■ **Work to complete**
Scan the material and copy every line in which "Papertrans" appears.

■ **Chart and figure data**
--------------------------------

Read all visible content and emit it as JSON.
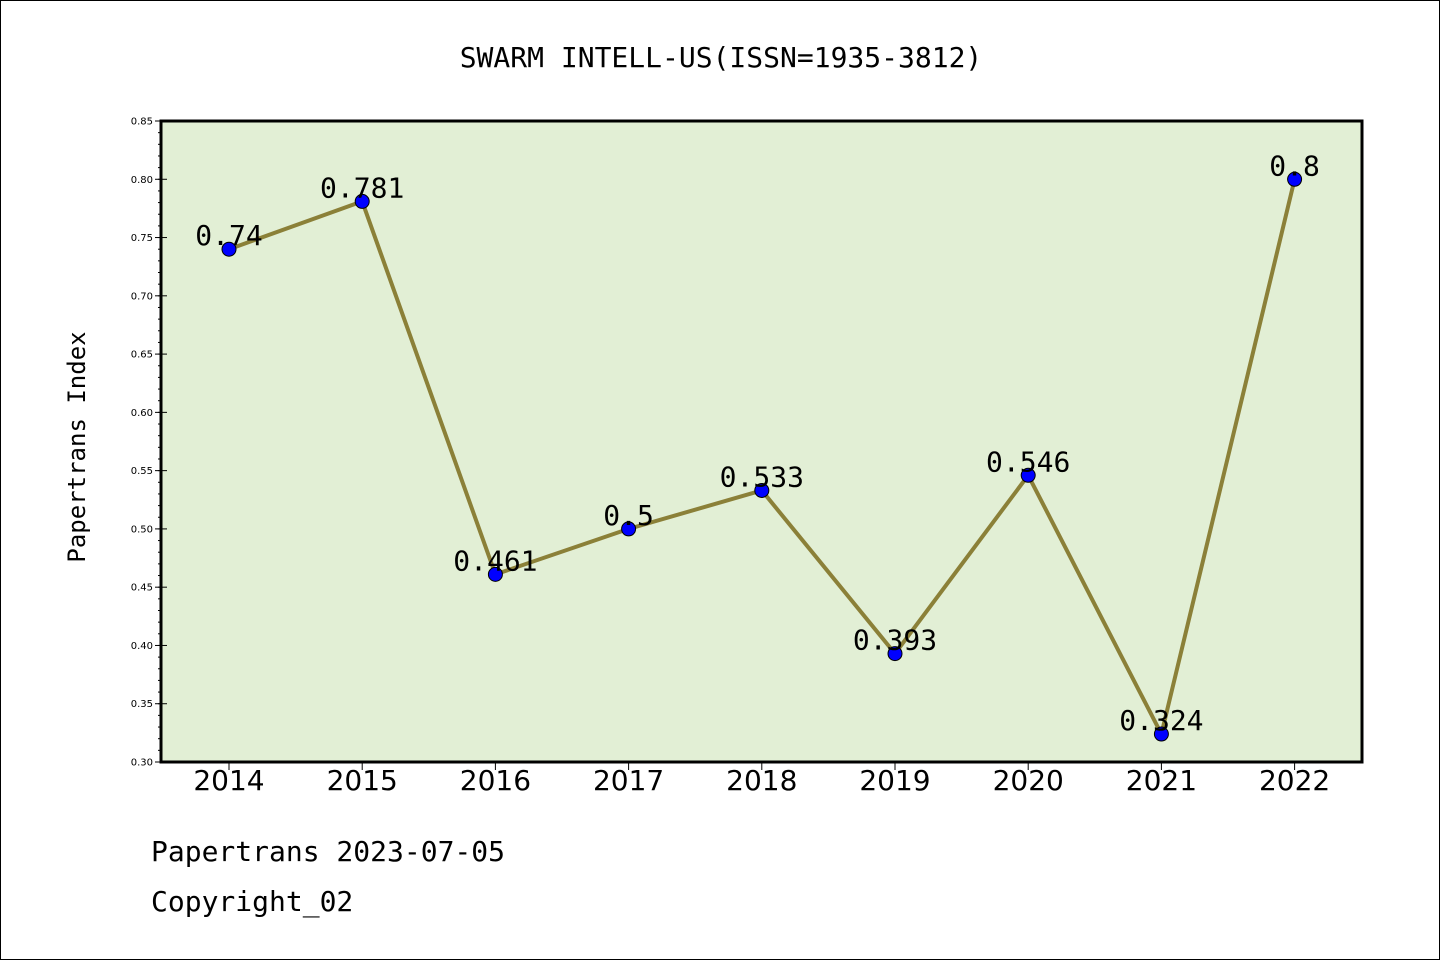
{
  "chart_data": {
    "type": "line",
    "title": "SWARM INTELL-US(ISSN=1935-3812)",
    "xlabel": "",
    "ylabel": "Papertrans Index",
    "categories": [
      "2014",
      "2015",
      "2016",
      "2017",
      "2018",
      "2019",
      "2020",
      "2021",
      "2022"
    ],
    "series": [
      {
        "values": [
          0.74,
          0.781,
          0.461,
          0.5,
          0.533,
          0.393,
          0.546,
          0.324,
          0.8
        ]
      }
    ],
    "data_labels": [
      "0.74",
      "0.781",
      "0.461",
      "0.5",
      "0.533",
      "0.393",
      "0.546",
      "0.324",
      "0.8"
    ],
    "ylim": [
      0.3,
      0.85
    ],
    "yticks": [
      "0.30",
      "0.35",
      "0.40",
      "0.45",
      "0.50",
      "0.55",
      "0.60",
      "0.65",
      "0.70",
      "0.75",
      "0.80",
      "0.85"
    ],
    "grid": false,
    "colors": {
      "plot_background": "#e2efd5",
      "line": "#8b8038",
      "marker": "#0000ff"
    }
  },
  "footer": {
    "line1": "Papertrans 2023-07-05",
    "line2": "Copyright_02"
  }
}
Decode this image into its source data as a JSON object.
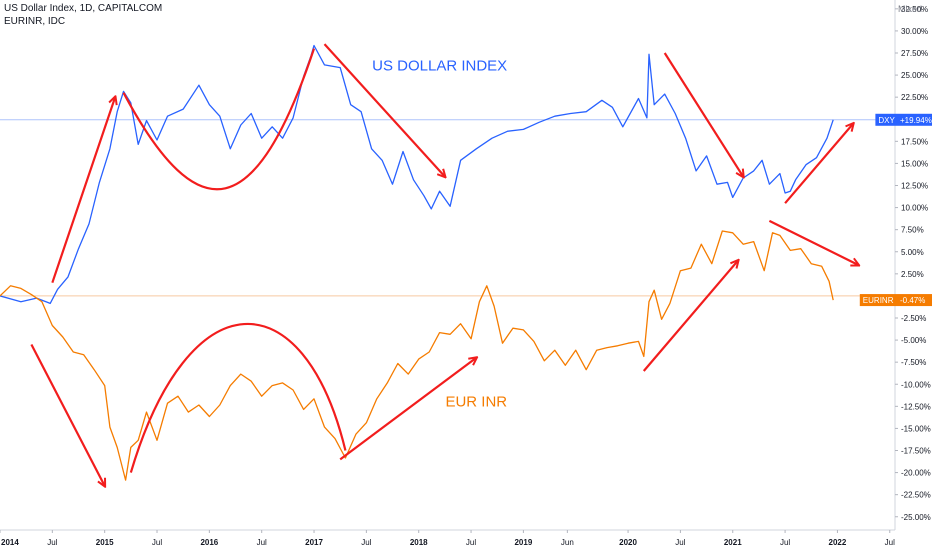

--------------------------------

■ **Task solution**
    "ylabel": "Papertrans Index",
    "line1": "Papertrans 2023-07-05",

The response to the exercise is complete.